YOUR OBJECTIVE ▸
Find each line holding "true" and copy it out.

Stored items from a collection

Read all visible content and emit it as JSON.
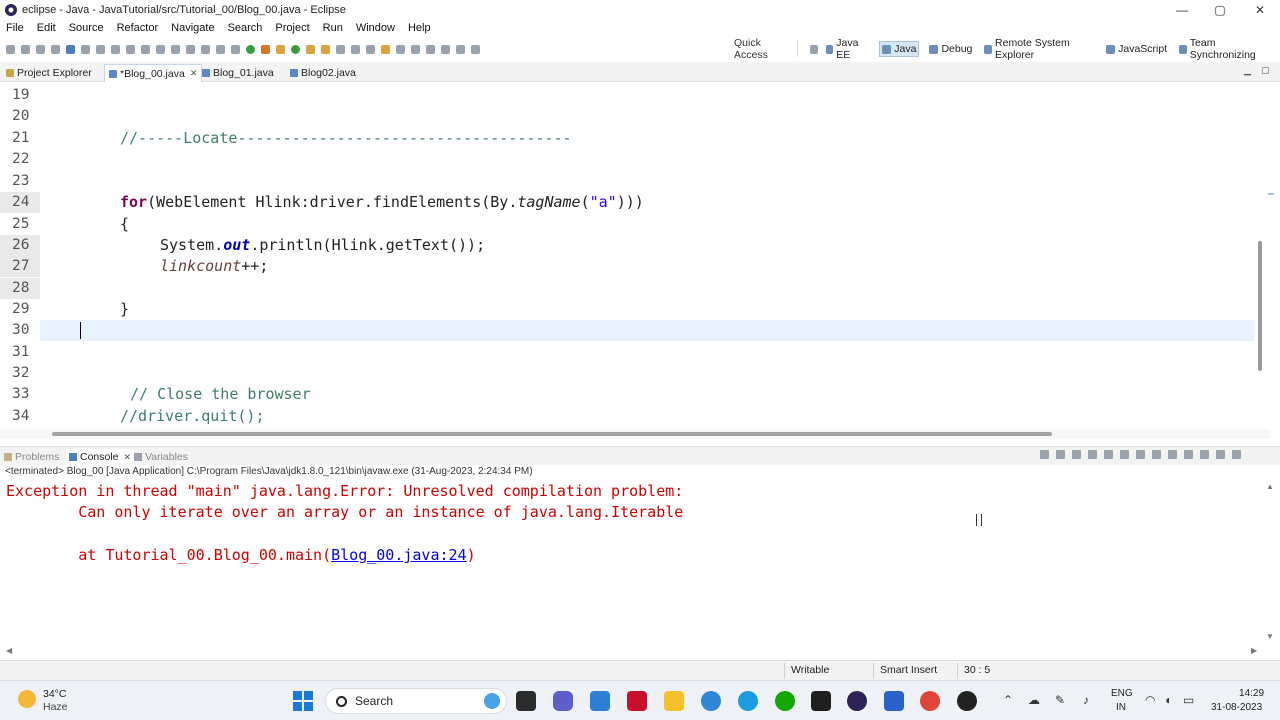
{
  "window": {
    "title": "eclipse - Java - JavaTutorial/src/Tutorial_00/Blog_00.java - Eclipse",
    "minimize": "—",
    "maximize": "▢",
    "close": "✕"
  },
  "menu": [
    "File",
    "Edit",
    "Source",
    "Refactor",
    "Navigate",
    "Search",
    "Project",
    "Run",
    "Window",
    "Help"
  ],
  "toolbar": {
    "quick_access": "Quick Access",
    "perspectives": [
      {
        "label": "Java EE",
        "active": false
      },
      {
        "label": "Java",
        "active": true
      },
      {
        "label": "Debug",
        "active": false
      },
      {
        "label": "Remote System Explorer",
        "active": false
      },
      {
        "label": "JavaScript",
        "active": false
      },
      {
        "label": "Team Synchronizing",
        "active": false
      }
    ]
  },
  "editor_tabs": [
    {
      "label": "Project Explorer",
      "active": false
    },
    {
      "label": "*Blog_00.java",
      "active": true,
      "close": "✕"
    },
    {
      "label": "Blog_01.java",
      "active": false
    },
    {
      "label": "Blog02.java",
      "active": false
    }
  ],
  "editor": {
    "line_numbers": [
      "19",
      "20",
      "21",
      "22",
      "23",
      "24",
      "25",
      "26",
      "27",
      "28",
      "29",
      "30",
      "31",
      "32",
      "33",
      "34"
    ],
    "highlighted_numbers": [
      "24",
      "26",
      "27",
      "28"
    ],
    "current_line": "30",
    "lines": {
      "l21": "//-----Locate-------------------------------------",
      "l24_kw": "for",
      "l24_a": "(WebElement Hlink:driver.findElements(By.",
      "l24_it": "tagName",
      "l24_b": "(",
      "l24_str": "\"a\"",
      "l24_c": ")))",
      "l25": "{",
      "l26_a": "System.",
      "l26_fld": "out",
      "l26_b": ".println(Hlink.getText());",
      "l27_var": "linkcount",
      "l27_b": "++;",
      "l29": "}",
      "l33": "// Close the browser",
      "l34": "//driver.quit();"
    }
  },
  "console": {
    "tabs": [
      {
        "label": "Problems",
        "active": false
      },
      {
        "label": "Console",
        "active": true,
        "close": "✕"
      },
      {
        "label": "Variables",
        "active": false
      }
    ],
    "terminated": "<terminated> Blog_00 [Java Application] C:\\Program Files\\Java\\jdk1.8.0_121\\bin\\javaw.exe (31-Aug-2023, 2:24:34 PM)",
    "line1": "Exception in thread \"main\" java.lang.Error: Unresolved compilation problem: ",
    "line2": "        Can only iterate over an array or an instance of java.lang.Iterable",
    "line3_prefix": "        at Tutorial_00.Blog_00.main(",
    "line3_link": "Blog_00.java:24",
    "line3_suffix": ")"
  },
  "statusbar": {
    "writable": "Writable",
    "insert_mode": "Smart Insert",
    "position": "30 : 5"
  },
  "taskbar": {
    "temperature": "34°C",
    "condition": "Haze",
    "search_label": "Search",
    "lang_line1": "ENG",
    "lang_line2": "IN",
    "time": "14:29",
    "date": "31-08-2023"
  },
  "colors": {
    "keyword": "#7f0055",
    "comment": "#3f7f5f",
    "string": "#2a00ff",
    "error": "#d10000",
    "link": "#0000ee",
    "current_line_bg": "#e8f2fe"
  }
}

EXPECTED ANSWER ▸
        "active": true
      "active": true,
        "active": true,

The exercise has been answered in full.